— Start DATA SHOWN —

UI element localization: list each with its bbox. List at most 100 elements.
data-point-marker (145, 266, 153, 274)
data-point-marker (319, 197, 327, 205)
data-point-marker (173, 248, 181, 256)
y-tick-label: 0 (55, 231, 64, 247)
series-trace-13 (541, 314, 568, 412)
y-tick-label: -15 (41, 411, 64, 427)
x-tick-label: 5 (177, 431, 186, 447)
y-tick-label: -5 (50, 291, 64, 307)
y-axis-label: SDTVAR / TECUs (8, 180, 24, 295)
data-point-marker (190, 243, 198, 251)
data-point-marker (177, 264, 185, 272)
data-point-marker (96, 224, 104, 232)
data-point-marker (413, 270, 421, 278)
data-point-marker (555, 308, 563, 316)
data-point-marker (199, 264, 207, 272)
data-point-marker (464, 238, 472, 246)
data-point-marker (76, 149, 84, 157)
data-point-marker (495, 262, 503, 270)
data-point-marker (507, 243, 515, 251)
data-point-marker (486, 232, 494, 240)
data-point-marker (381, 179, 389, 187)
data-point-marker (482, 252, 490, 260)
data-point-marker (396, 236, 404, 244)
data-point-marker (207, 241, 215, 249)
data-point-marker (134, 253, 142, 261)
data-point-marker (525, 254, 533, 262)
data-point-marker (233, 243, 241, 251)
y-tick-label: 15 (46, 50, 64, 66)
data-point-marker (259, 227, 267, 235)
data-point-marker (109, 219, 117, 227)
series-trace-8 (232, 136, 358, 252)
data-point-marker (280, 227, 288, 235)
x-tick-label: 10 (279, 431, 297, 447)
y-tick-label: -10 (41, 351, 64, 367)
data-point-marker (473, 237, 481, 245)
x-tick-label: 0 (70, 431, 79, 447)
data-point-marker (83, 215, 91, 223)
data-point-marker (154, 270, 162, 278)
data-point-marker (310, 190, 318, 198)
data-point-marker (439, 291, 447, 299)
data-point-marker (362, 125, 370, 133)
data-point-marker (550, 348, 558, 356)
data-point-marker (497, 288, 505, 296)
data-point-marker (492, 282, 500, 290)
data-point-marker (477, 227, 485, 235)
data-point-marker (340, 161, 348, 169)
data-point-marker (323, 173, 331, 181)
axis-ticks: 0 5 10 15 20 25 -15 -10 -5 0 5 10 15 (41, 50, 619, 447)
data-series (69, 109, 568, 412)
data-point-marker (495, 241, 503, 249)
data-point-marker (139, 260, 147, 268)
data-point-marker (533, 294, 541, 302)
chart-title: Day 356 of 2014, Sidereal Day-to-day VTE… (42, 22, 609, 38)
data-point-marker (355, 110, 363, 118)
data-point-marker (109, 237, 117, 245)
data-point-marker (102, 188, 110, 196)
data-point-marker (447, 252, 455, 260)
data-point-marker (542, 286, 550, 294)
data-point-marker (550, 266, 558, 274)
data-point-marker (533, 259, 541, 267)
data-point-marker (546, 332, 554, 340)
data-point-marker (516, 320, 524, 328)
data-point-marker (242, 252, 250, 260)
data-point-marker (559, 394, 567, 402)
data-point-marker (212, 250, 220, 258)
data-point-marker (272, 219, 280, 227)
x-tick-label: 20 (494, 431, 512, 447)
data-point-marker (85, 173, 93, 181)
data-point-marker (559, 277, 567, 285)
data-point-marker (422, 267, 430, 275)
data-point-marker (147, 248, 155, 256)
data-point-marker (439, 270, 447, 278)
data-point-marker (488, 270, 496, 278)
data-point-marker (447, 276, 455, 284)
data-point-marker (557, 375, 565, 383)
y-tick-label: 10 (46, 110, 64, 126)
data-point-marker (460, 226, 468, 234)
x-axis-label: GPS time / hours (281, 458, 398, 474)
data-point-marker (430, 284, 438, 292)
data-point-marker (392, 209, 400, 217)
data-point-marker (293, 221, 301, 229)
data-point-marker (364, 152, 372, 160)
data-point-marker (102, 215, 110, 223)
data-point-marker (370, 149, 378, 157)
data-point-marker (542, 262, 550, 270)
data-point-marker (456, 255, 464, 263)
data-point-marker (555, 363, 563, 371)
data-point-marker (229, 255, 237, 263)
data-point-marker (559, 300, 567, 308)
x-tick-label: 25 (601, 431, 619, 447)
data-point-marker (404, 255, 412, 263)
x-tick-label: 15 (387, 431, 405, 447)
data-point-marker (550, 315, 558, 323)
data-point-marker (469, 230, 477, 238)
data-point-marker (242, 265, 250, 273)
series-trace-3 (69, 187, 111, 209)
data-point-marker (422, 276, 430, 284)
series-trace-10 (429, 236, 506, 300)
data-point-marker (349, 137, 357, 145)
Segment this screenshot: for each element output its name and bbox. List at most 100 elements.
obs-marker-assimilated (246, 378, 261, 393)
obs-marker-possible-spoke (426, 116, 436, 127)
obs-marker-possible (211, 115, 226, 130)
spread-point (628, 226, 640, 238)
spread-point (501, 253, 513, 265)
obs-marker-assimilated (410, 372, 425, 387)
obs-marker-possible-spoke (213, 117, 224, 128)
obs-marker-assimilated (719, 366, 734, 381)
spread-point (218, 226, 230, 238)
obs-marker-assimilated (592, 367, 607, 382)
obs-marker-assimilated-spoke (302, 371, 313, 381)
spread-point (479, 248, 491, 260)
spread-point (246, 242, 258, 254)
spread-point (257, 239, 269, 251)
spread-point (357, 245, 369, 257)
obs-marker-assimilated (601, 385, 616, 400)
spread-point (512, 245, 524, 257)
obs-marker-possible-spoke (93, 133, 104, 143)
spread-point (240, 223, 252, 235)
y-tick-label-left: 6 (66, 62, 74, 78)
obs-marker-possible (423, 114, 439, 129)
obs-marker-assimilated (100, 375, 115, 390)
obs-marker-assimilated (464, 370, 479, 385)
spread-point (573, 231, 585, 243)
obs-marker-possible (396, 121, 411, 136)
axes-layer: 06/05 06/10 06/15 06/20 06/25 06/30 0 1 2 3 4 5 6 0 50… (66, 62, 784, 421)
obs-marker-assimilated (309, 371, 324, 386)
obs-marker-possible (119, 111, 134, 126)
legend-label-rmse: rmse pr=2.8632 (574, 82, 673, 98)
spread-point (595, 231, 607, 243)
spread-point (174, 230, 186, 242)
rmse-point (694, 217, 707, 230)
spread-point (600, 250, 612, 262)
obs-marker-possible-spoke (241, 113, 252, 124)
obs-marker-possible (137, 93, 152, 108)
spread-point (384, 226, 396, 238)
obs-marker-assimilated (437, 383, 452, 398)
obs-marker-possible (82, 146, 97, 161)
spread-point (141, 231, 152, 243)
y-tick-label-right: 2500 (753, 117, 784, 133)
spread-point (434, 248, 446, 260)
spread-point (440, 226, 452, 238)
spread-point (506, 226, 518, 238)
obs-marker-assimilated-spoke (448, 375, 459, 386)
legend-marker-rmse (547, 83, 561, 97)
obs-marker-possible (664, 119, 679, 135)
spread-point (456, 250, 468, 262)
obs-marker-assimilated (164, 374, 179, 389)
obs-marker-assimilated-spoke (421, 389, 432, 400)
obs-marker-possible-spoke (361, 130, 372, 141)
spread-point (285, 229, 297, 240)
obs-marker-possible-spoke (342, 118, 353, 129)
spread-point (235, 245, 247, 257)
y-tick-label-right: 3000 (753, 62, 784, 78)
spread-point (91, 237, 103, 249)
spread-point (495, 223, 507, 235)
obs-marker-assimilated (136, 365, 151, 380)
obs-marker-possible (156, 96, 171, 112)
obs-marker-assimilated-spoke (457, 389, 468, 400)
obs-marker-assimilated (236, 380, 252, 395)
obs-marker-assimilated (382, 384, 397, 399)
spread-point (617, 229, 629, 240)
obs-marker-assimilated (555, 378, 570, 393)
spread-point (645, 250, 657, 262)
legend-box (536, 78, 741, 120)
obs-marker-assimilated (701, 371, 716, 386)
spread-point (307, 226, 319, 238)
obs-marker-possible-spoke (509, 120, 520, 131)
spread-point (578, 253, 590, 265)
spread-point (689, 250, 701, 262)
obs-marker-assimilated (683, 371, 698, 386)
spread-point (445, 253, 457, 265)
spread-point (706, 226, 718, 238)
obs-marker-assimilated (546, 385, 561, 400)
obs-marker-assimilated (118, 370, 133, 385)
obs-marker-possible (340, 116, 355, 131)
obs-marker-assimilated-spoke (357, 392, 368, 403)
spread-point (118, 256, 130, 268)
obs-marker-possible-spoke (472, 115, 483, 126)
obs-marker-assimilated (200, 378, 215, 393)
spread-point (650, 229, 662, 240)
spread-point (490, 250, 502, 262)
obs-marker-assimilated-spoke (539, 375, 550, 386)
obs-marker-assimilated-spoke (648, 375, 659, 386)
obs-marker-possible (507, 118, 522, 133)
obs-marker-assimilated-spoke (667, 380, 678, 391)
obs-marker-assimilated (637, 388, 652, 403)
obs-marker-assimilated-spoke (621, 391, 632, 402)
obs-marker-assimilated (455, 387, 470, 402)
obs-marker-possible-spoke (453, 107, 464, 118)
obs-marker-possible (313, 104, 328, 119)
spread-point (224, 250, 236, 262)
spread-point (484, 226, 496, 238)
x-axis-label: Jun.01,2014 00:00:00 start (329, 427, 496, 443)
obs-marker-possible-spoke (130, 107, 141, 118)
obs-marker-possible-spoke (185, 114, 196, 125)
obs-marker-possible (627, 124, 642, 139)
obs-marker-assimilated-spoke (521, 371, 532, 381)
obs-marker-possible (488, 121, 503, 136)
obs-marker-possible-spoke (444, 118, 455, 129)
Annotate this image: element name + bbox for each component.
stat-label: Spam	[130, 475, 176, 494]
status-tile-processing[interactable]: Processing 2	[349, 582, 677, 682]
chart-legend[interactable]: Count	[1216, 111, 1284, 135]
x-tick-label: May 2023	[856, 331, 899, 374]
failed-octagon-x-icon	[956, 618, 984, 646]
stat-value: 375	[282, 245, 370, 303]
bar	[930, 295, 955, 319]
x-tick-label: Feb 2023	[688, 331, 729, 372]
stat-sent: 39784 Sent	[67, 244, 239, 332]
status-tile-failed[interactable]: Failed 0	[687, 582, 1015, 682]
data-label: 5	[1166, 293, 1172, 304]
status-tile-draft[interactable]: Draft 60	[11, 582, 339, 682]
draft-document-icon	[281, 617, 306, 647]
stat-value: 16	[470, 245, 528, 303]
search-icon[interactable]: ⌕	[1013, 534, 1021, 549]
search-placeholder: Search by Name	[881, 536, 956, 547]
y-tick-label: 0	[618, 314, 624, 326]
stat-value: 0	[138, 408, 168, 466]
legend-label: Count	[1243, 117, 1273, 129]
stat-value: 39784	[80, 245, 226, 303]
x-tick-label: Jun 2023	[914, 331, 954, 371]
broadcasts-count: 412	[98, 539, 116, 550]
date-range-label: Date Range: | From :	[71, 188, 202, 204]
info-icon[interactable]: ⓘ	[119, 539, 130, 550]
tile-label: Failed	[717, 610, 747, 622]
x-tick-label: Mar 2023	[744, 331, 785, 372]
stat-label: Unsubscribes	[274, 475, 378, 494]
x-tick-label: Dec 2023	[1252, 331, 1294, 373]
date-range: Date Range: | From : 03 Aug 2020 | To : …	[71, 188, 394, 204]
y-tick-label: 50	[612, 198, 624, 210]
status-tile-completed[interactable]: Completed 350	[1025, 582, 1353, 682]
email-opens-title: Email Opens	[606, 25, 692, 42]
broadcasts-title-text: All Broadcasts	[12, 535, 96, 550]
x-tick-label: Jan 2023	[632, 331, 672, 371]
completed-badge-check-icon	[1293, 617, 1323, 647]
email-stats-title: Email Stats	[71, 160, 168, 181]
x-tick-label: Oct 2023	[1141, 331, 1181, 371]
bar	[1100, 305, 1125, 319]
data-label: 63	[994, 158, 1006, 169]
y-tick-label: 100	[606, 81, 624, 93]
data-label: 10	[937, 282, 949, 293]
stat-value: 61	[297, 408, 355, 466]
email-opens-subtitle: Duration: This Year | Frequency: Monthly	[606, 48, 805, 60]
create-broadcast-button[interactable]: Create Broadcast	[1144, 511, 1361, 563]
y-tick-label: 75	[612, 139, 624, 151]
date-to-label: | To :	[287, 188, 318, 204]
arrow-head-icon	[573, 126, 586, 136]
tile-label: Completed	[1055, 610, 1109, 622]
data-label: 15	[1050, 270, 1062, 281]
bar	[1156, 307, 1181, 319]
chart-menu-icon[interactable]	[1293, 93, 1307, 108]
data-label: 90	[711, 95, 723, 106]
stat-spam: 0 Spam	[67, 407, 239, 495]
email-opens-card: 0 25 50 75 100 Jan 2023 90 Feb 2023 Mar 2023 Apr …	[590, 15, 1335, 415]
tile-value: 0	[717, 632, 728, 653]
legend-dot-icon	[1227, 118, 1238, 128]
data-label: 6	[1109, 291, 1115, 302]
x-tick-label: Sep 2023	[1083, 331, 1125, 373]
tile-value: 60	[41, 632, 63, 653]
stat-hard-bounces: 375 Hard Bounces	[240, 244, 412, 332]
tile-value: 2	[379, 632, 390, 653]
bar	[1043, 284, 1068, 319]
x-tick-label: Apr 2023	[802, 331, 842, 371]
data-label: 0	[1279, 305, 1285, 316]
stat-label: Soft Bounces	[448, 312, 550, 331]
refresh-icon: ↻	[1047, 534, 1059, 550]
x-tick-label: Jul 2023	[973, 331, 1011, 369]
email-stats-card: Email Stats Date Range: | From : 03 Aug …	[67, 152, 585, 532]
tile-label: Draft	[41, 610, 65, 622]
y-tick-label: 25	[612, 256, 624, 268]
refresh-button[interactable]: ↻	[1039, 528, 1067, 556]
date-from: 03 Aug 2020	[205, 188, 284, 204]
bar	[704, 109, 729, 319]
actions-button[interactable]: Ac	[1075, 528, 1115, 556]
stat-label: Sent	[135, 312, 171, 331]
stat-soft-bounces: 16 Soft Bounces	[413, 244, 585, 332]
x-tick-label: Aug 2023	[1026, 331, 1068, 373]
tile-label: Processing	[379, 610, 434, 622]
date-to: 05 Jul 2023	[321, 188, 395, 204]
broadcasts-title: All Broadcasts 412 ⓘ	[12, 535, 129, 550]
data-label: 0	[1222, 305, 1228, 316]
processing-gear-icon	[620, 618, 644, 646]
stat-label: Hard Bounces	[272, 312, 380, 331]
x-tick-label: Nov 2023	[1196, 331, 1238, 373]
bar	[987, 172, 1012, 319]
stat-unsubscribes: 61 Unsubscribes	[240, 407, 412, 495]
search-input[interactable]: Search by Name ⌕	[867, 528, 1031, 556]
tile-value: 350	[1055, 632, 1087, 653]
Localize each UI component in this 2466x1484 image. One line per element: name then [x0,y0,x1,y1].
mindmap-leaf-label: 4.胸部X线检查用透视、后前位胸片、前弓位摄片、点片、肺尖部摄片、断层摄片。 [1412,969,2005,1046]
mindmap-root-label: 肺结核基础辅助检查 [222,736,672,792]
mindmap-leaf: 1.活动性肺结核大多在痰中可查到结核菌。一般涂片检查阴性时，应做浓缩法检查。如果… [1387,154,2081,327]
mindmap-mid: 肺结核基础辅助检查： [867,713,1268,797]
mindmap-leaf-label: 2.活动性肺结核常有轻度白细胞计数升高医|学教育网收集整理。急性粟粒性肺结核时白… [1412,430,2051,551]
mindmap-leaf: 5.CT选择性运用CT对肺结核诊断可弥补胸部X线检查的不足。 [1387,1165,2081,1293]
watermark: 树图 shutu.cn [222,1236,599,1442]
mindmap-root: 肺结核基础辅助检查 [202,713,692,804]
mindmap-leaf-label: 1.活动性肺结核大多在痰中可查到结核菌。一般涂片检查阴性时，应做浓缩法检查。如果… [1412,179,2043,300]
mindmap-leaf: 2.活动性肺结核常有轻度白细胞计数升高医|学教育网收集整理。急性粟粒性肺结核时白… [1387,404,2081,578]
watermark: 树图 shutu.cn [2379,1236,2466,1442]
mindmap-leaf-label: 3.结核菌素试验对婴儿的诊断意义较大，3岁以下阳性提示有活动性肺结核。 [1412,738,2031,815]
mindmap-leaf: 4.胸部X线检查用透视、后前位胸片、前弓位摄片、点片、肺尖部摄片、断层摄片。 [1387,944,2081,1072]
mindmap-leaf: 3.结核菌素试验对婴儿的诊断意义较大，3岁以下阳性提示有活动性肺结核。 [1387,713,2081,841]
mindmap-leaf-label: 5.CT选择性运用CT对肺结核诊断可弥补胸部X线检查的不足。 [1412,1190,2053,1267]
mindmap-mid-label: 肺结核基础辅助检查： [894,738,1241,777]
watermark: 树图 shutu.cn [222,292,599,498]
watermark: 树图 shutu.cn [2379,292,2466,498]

— End DATA SHOWN —

#### YOUR TASK:
Output every row from the beginning of the rows above up to and including the line with "y-tick-label: 0 (55, 231, 64, 247)", reproducing each line verbatim.

#### OUTPUT OF THE TASK:
UI element localization: list each with its bbox. List at most 100 elements.
data-point-marker (145, 266, 153, 274)
data-point-marker (319, 197, 327, 205)
data-point-marker (173, 248, 181, 256)
y-tick-label: 0 (55, 231, 64, 247)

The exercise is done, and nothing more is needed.